**Exercise prompt**.
Below are records to repeat exactly. Omit the pictures from the copy.

* * * *

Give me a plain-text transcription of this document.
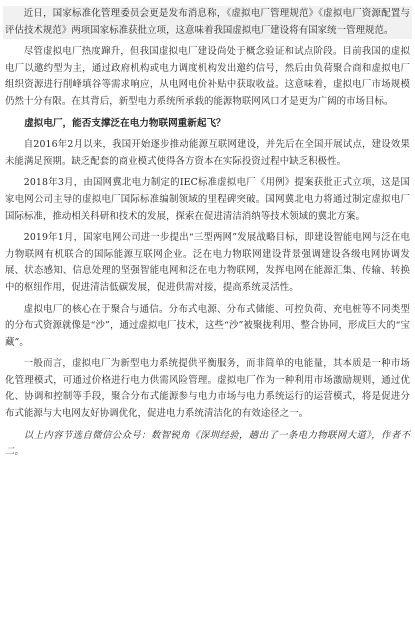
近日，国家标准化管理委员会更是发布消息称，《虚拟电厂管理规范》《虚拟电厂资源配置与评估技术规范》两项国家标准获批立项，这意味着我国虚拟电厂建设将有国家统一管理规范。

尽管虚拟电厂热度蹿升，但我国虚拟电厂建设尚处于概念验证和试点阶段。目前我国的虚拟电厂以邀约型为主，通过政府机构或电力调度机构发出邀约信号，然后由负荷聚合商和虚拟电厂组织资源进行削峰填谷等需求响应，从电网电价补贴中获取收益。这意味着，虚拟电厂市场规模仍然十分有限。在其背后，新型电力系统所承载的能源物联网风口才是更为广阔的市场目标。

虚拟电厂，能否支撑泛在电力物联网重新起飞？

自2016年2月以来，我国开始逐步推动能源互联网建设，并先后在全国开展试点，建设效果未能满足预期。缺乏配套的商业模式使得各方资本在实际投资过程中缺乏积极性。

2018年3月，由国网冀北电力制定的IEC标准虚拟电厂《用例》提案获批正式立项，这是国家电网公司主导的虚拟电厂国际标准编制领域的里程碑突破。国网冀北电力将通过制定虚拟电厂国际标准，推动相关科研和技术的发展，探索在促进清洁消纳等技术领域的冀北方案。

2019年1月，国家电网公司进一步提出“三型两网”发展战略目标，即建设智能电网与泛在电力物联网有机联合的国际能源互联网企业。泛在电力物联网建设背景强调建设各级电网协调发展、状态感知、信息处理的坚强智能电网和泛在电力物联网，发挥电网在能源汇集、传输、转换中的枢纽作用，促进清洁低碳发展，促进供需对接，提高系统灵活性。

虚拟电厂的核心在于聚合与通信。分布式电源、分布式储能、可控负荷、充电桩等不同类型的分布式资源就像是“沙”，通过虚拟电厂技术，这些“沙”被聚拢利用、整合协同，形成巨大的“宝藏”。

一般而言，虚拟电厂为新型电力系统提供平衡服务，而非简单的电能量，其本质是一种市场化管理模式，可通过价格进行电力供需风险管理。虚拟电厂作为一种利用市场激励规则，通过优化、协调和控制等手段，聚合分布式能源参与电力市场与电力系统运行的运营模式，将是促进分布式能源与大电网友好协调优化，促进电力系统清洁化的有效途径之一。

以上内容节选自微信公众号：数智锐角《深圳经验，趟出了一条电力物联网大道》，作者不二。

* * * *

**Exercise result**.
Give me a plain-text transcription of this document.
近日，国家标准化管理委员会更是发布消息称，《虚拟电厂管理规范》《虚拟电厂资源配置与评估技术规范》两项国家标准获批立项，这意味着我国虚拟电厂建设将有国家统一管理规范。

尽管虚拟电厂热度蹿升，但我国虚拟电厂建设尚处于概念验证和试点阶段。目前我国的虚拟电厂以邀约型为主，通过政府机构或电力调度机构发出邀约信号，然后由负荷聚合商和虚拟电厂组织资源进行削峰填谷等需求响应，从电网电价补贴中获取收益。这意味着，虚拟电厂市场规模仍然十分有限。在其背后，新型电力系统所承载的能源物联网风口才是更为广阔的市场目标。

虚拟电厂，能否支撑泛在电力物联网重新起飞？

自2016年2月以来，我国开始逐步推动能源互联网建设，并先后在全国开展试点，建设效果未能满足预期。缺乏配套的商业模式使得各方资本在实际投资过程中缺乏积极性。

2018年3月，由国网冀北电力制定的IEC标准虚拟电厂《用例》提案获批正式立项，这是国家电网公司主导的虚拟电厂国际标准编制领域的里程碑突破。国网冀北电力将通过制定虚拟电厂国际标准，推动相关科研和技术的发展，探索在促进清洁消纳等技术领域的冀北方案。

2019年1月，国家电网公司进一步提出“三型两网”发展战略目标，即建设智能电网与泛在电力物联网有机联合的国际能源互联网企业。泛在电力物联网建设背景强调建设各级电网协调发展、状态感知、信息处理的坚强智能电网和泛在电力物联网，发挥电网在能源汇集、传输、转换中的枢纽作用，促进清洁低碳发展，促进供需对接，提高系统灵活性。

虚拟电厂的核心在于聚合与通信。分布式电源、分布式储能、可控负荷、充电桩等不同类型的分布式资源就像是“沙”，通过虚拟电厂技术，这些“沙”被聚拢利用、整合协同，形成巨大的“宝藏”。

一般而言，虚拟电厂为新型电力系统提供平衡服务，而非简单的电能量，其本质是一种市场化管理模式，可通过价格进行电力供需风险管理。虚拟电厂作为一种利用市场激励规则，通过优化、协调和控制等手段，聚合分布式能源参与电力市场与电力系统运行的运营模式，将是促进分布式能源与大电网友好协调优化，促进电力系统清洁化的有效途径之一。

以上内容节选自微信公众号：数智锐角《深圳经验，趟出了一条电力物联网大道》，作者不二。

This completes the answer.